30 December 2013

Johnny

I had said to my children that they must all make their own decisions about becoming Catholics.  I think this was right.  By the end of 1995, Johnny was 20, Helen 18, Eddie 15, and Adele 13.  I did not and do not think it could have been right to impose my own choice on persons of those ages.

Nonetheless, it is certainly true that the younger ones were much more likely than the older to follow me into the Church, and they did.

Johnny did not.  Johnny had finished high school without a very clear idea of what he wanted to do.  At one point, in fact, he had thought of being a commercial pilot, but his vision requires spectacles and this would have limited his opportunities.  Pilot training is expensive as well, and although he could have got government student loans, they must be repaid.  In 1995 he was working as a cook in the Pukekohe Kentucky Fried Chicken takeaway.

And he was restless.  Living at home was of necessity oppressive to a young man of that age.  Sue's father lived in Seattle.  Johnny investigated, found that he could get a job at KFC in Seattle on the basis of his job here.  Short-term, he could live with Sue's father.

Johnny left Auckland in June, 1995.  I think that his siblings will never forget that occasion.  We said good-bye to him in the airport, walked out to our ancient yellow 'van, and drove home - weeping.  Johnny was in Seattle for two years and a half years - and the experience was absolutely necessary for him.  I have just finished discussing the time with him, trying to work up a bit of a timetable:

  • June, 1995 - he arrived in Seattle, staying for the first few months with Sue's father (he found an apartment to share with two other guys for the rest of his time there).  He worked for KFC at the corner of Aurora Avenue and 135th Street - perhaps with ironic appropriateness in the neighbourhood called Bitter Lake.  The work was hard; his life was not amusing.  12 July, 1995 was Johnny's 20th birthday, celebrated far from home.

PROVIDED RECORDS

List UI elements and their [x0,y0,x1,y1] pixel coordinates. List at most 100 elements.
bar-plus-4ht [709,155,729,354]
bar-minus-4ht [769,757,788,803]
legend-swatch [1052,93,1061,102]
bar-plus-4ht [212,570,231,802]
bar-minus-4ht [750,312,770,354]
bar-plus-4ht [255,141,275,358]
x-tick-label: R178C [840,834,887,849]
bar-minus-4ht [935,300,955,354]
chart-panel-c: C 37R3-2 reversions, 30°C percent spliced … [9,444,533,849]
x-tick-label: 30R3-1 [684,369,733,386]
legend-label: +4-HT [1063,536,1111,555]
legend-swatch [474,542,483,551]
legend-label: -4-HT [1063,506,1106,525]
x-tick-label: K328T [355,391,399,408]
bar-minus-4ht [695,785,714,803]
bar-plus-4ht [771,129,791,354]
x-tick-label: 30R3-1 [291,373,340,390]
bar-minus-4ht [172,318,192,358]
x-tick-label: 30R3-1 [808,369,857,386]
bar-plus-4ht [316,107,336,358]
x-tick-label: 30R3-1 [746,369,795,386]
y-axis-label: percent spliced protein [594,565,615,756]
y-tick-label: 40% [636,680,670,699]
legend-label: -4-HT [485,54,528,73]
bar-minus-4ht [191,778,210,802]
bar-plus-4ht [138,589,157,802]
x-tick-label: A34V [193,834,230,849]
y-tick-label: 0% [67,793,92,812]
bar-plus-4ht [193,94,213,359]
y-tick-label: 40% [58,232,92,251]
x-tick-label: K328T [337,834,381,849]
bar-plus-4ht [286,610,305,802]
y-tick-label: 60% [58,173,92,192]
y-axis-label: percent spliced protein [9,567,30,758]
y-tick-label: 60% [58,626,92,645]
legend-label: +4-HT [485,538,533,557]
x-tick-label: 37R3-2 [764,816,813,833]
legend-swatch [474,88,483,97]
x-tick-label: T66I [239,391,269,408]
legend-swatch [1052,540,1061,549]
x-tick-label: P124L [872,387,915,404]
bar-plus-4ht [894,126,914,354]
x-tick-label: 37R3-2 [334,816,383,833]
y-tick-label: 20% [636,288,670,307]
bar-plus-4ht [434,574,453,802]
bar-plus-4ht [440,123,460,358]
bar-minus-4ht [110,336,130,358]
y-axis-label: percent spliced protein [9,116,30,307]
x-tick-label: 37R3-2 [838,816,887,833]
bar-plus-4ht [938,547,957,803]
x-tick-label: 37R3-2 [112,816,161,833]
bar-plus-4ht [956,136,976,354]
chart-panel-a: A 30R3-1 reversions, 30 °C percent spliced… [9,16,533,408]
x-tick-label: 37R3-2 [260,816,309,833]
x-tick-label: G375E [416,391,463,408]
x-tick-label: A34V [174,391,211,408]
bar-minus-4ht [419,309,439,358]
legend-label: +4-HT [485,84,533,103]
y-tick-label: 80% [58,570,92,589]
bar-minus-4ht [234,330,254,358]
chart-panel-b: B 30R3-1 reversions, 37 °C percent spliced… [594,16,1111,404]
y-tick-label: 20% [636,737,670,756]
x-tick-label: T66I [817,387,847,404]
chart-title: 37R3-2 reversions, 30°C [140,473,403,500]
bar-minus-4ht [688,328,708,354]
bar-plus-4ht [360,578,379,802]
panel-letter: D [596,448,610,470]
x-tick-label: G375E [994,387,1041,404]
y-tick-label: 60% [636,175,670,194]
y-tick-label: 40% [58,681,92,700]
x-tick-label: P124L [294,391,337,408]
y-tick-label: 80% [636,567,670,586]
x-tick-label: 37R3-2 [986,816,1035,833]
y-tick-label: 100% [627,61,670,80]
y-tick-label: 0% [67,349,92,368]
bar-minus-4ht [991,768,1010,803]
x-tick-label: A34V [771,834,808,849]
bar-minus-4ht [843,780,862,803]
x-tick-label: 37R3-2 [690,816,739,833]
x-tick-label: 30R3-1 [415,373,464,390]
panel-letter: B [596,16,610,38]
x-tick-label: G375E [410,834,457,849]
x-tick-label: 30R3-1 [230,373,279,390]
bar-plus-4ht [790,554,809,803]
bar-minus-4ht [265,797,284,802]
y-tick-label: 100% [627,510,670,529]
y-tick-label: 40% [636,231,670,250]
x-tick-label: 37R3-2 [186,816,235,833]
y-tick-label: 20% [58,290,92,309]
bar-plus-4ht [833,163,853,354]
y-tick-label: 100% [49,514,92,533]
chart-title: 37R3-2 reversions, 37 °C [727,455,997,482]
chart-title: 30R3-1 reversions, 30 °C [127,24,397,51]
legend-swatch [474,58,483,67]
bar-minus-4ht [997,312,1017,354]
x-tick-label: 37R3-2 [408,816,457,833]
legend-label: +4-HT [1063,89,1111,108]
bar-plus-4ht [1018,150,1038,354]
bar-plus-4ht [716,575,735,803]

EXERCISES TO COMPLETE
• 1. List the children named in the memoir entry about Johnny, each with the age the entry gives for the end of 1995.
• 2. According to the memoir entry about Johnny, why was becoming a commercial pilot a poor option for him?

RESPONSE LIST
• 1. Johnny, 20; Helen, 18; Eddie, 15; Adele, 13.

• 2. His vision requires spectacles, which would have limited his opportunities as a pilot. Pilot training is also expensive, and although he could have got government student loans, they would have had to be repaid.